» **DO THIS**
Rewrite the data from the line with "hadith-number: ٨٤٧ ـ [817,424,869,449]" up to and including the line with "footnote-849: ٨٤٩- البخاري: ١٧٠١،" as a Markdown table with the columns Row and Text. Give each line its own numbered row, and leave out any blank lines.
— start TASK MATERIAL —
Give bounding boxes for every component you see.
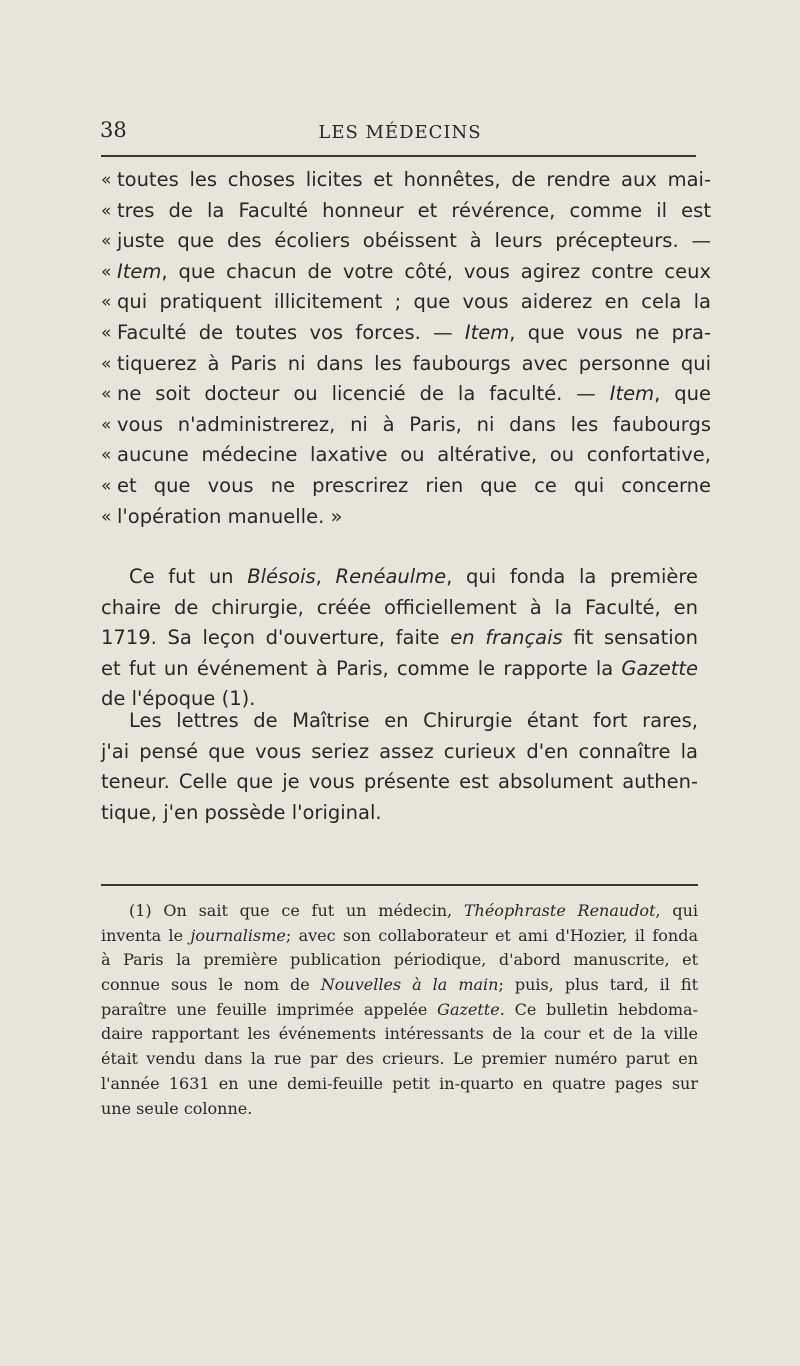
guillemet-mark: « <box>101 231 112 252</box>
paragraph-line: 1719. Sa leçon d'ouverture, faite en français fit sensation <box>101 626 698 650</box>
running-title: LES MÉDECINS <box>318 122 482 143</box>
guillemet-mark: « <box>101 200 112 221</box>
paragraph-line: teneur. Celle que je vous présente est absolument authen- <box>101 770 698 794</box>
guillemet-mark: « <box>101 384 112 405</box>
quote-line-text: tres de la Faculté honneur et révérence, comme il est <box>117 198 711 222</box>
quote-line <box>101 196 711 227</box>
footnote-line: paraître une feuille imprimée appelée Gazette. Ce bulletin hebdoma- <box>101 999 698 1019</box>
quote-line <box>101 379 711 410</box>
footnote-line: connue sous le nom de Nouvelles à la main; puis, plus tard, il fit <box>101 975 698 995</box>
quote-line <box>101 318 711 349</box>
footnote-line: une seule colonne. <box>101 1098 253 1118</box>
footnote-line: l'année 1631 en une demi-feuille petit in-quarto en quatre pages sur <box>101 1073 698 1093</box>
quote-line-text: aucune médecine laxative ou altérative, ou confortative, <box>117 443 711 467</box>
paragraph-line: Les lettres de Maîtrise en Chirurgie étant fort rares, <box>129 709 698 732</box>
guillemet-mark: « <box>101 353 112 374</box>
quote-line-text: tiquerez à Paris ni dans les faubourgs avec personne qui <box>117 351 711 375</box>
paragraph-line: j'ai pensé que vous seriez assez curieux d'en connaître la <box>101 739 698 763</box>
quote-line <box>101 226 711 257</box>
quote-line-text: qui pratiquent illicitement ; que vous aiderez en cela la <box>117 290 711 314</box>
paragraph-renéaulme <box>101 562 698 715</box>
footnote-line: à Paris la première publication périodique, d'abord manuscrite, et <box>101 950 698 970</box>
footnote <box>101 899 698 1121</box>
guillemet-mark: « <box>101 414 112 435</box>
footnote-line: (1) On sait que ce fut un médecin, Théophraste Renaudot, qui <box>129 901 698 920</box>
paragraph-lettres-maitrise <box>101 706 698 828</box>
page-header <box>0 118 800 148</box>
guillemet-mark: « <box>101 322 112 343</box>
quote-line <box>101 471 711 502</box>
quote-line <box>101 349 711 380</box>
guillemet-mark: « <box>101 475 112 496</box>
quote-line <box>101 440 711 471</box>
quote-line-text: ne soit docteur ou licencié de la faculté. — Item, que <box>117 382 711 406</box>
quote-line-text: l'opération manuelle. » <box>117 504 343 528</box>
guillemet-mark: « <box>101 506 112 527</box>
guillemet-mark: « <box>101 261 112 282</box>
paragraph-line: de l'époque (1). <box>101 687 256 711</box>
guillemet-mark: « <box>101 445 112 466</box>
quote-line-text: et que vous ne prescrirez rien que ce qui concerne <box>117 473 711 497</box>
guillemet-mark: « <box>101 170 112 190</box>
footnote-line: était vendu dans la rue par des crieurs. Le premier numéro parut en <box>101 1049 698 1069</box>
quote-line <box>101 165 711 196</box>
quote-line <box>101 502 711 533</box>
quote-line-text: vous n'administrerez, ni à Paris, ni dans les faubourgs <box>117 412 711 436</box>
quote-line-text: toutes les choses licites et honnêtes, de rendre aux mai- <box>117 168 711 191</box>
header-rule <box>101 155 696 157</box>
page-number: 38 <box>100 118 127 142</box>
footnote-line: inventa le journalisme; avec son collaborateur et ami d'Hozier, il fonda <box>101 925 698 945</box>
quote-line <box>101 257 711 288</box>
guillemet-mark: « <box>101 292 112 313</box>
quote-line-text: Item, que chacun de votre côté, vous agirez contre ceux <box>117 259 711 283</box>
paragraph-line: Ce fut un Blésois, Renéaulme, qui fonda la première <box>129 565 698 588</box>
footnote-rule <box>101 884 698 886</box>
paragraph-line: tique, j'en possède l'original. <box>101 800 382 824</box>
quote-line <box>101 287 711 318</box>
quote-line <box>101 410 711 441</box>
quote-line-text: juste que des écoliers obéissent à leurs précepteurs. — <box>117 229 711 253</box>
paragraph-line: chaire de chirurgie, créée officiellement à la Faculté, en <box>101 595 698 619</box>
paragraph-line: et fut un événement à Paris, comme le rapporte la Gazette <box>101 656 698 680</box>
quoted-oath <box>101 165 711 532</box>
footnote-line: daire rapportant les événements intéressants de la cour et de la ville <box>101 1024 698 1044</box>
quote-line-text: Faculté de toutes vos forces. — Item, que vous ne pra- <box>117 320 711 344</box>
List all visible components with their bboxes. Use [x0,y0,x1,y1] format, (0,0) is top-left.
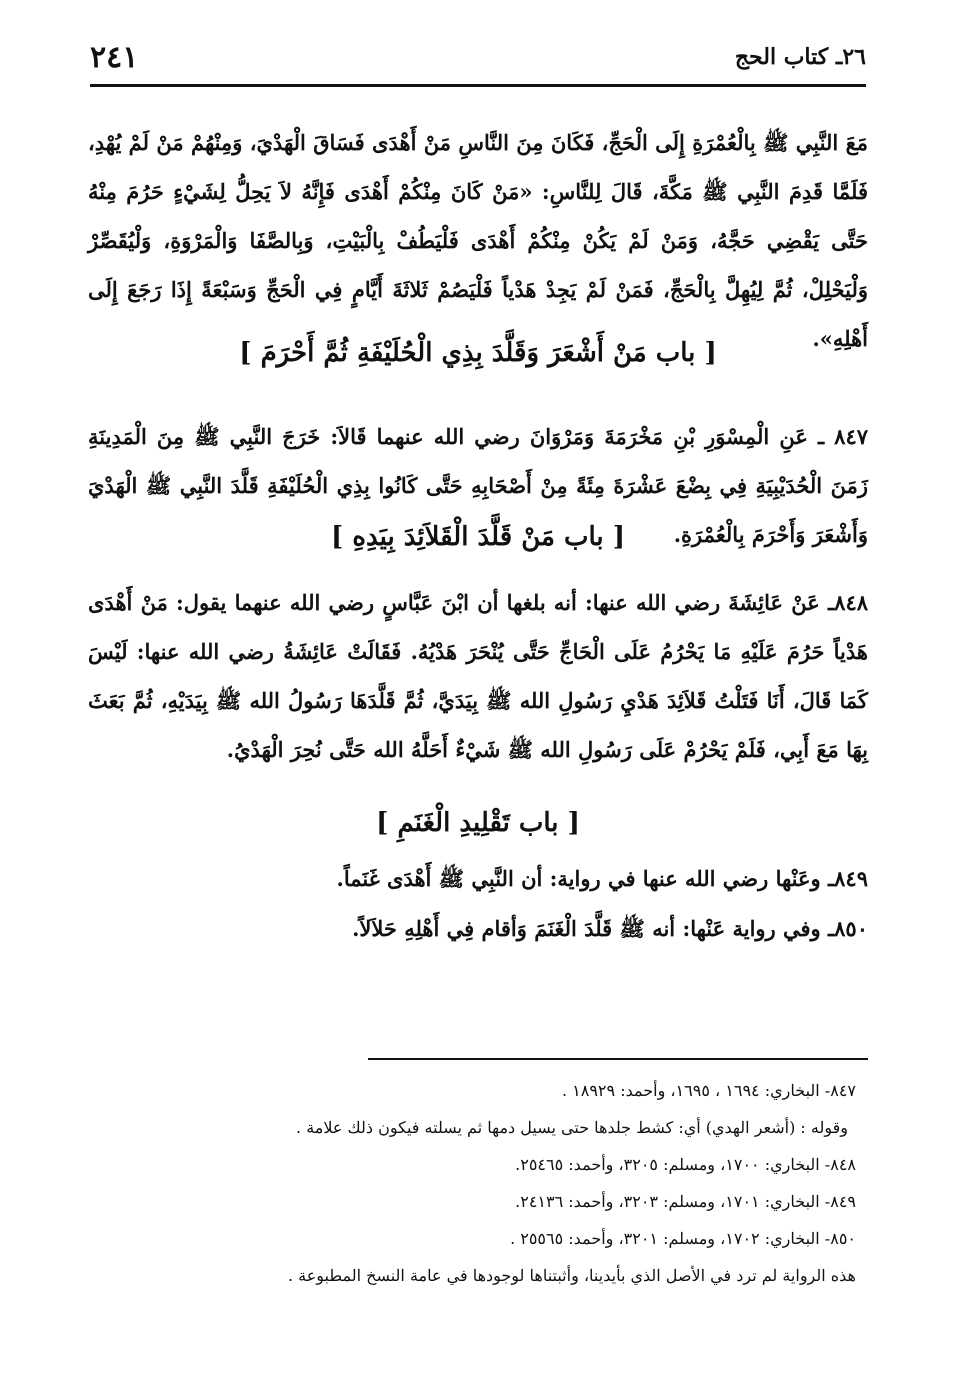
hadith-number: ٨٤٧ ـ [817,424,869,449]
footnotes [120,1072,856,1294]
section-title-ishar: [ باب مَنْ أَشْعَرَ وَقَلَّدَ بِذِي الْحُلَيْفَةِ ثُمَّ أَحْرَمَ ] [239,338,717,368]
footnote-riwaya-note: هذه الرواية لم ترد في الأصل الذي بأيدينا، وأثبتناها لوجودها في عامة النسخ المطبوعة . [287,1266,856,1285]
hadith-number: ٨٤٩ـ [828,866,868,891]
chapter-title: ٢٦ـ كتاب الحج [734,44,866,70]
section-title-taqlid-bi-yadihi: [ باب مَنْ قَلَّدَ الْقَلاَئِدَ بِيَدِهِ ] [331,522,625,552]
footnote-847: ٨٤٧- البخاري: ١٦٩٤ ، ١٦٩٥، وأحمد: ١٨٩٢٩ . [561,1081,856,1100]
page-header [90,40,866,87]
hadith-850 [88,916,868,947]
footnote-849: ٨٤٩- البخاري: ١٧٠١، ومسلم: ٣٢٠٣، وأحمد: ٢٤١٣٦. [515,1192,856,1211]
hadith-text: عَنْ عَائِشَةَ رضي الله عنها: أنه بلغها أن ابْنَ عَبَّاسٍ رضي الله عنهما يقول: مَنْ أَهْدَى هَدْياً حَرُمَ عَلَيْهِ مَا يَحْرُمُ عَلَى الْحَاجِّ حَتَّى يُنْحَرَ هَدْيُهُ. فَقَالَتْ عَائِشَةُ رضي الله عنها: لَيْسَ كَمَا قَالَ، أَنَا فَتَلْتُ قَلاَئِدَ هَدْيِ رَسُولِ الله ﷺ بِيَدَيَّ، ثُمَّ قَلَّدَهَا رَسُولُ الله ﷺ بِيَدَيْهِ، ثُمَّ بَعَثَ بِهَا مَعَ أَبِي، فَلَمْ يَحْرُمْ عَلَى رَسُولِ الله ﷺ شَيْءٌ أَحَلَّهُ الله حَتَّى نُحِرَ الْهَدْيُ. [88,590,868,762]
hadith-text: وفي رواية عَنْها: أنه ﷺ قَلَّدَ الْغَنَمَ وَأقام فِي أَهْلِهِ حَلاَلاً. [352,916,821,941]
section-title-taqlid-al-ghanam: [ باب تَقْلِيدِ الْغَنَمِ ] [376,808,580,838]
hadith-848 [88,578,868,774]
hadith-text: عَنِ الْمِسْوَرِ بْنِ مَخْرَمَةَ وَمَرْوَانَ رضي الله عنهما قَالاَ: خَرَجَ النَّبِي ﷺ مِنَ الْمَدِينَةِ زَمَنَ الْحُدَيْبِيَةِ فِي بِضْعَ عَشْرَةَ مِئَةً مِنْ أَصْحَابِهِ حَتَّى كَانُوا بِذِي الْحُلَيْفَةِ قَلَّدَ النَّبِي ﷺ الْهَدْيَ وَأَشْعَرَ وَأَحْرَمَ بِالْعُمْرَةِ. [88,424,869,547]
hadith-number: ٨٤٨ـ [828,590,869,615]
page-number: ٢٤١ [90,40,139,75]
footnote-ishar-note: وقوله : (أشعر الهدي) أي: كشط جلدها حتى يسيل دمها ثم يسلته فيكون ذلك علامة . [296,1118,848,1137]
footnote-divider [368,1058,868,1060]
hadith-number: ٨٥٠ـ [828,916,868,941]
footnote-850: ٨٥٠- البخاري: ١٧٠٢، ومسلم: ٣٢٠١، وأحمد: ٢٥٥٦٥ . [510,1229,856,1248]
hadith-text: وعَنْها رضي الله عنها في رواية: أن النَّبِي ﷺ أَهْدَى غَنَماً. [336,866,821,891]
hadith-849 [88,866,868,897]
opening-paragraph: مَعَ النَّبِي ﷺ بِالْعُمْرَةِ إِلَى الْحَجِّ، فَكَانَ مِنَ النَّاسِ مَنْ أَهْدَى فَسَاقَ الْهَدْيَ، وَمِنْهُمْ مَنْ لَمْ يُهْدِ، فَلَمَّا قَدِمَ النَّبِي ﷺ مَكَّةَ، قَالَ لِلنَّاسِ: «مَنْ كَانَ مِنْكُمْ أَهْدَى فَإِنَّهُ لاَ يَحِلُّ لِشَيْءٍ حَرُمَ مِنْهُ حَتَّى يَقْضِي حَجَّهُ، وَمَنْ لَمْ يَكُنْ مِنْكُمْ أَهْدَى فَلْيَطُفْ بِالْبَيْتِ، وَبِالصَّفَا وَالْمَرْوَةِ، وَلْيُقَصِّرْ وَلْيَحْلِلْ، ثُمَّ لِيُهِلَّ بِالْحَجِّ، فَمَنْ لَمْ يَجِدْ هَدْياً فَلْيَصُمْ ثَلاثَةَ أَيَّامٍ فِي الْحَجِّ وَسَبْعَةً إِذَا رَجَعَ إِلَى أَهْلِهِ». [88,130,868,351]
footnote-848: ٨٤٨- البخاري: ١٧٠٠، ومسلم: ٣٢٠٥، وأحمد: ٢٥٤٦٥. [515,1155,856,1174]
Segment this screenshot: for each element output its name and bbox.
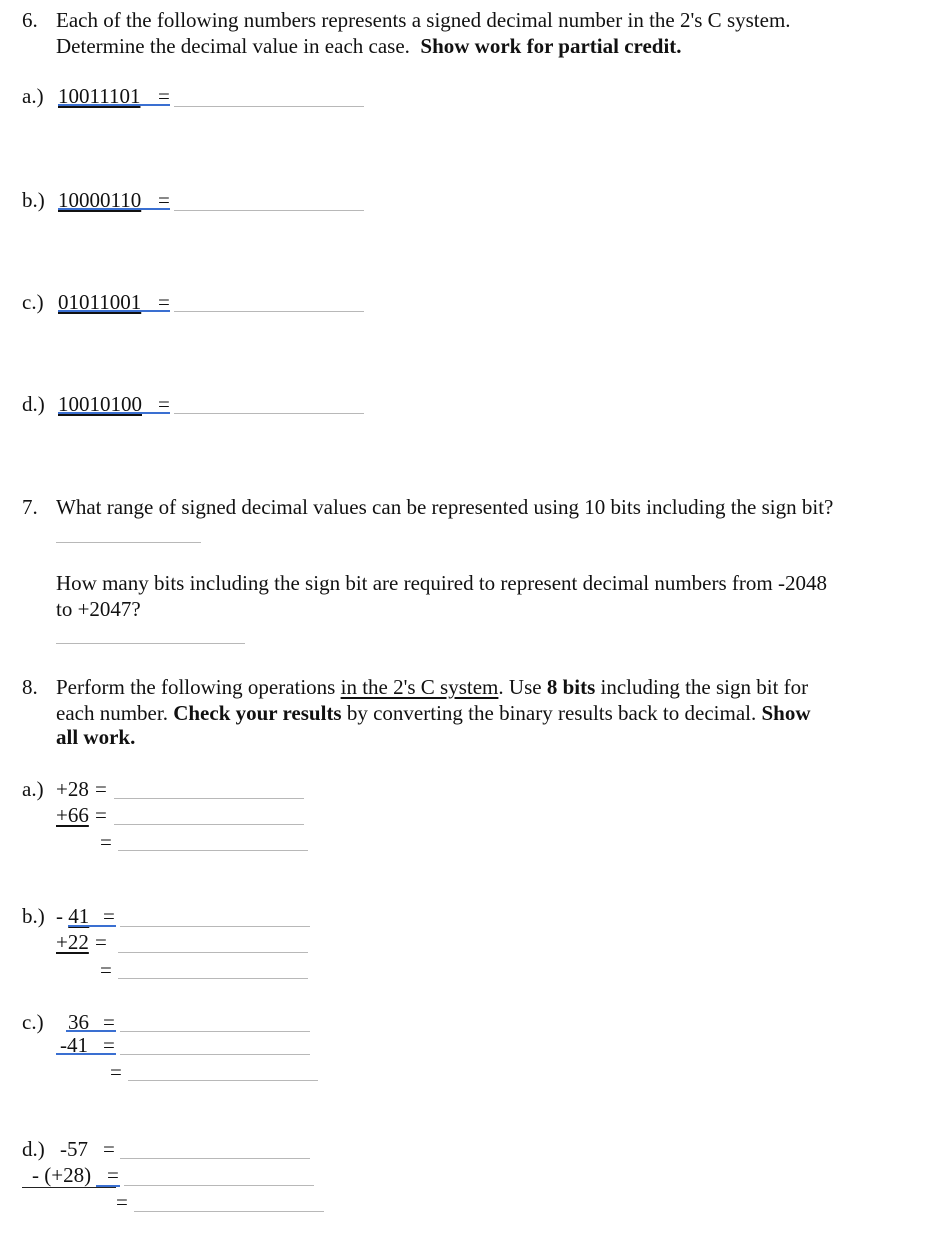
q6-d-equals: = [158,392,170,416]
— end TASK MATERIAL —
» **EXERCISE RESULT**
| Row | Text |
|---|---|
| 1 | hadith-number: ٨٤٧ ـ [817,424,869,449] |
| 2 | footnotes [120,1072,856,1294] |
| 3 | section-title-ishar: [ باب مَنْ أَشْعَرَ وَقَلَّدَ بِذِي الْحُلَيْفَةِ ثُمَّ أَحْرَمَ ] [239,338,717,368] |
| 4 | footnote-riwaya-note: هذه الرواية لم ترد في الأصل الذي بأيدينا، وأثبتناها لوجودها في عامة النسخ المطبوعة . [287,1266,856,1285] |
| 5 | hadith-number: ٨٤٩ـ [828,866,868,891] |
| 6 | chapter-title: ٢٦ـ كتاب الحج [734,44,866,70] |
| 7 | section-title-taqlid-bi-yadihi: [ باب مَنْ قَلَّدَ الْقَلاَئِدَ بِيَدِهِ ] [331,522,625,552] |
| 8 | footnote-847: ٨٤٧- البخاري: ١٦٩٤ ، ١٦٩٥، وأحمد: ١٨٩٢٩ . [561,1081,856,1100] |
| 9 | page-header [90,40,866,87] |
| 10 | hadith-850 [88,916,868,947] |
| 11 | footnote-849: ٨٤٩- البخاري: ١٧٠١، ومسلم: ٣٢٠٣، وأحمد: ٢٤١٣٦. [515,1192,856,1211] |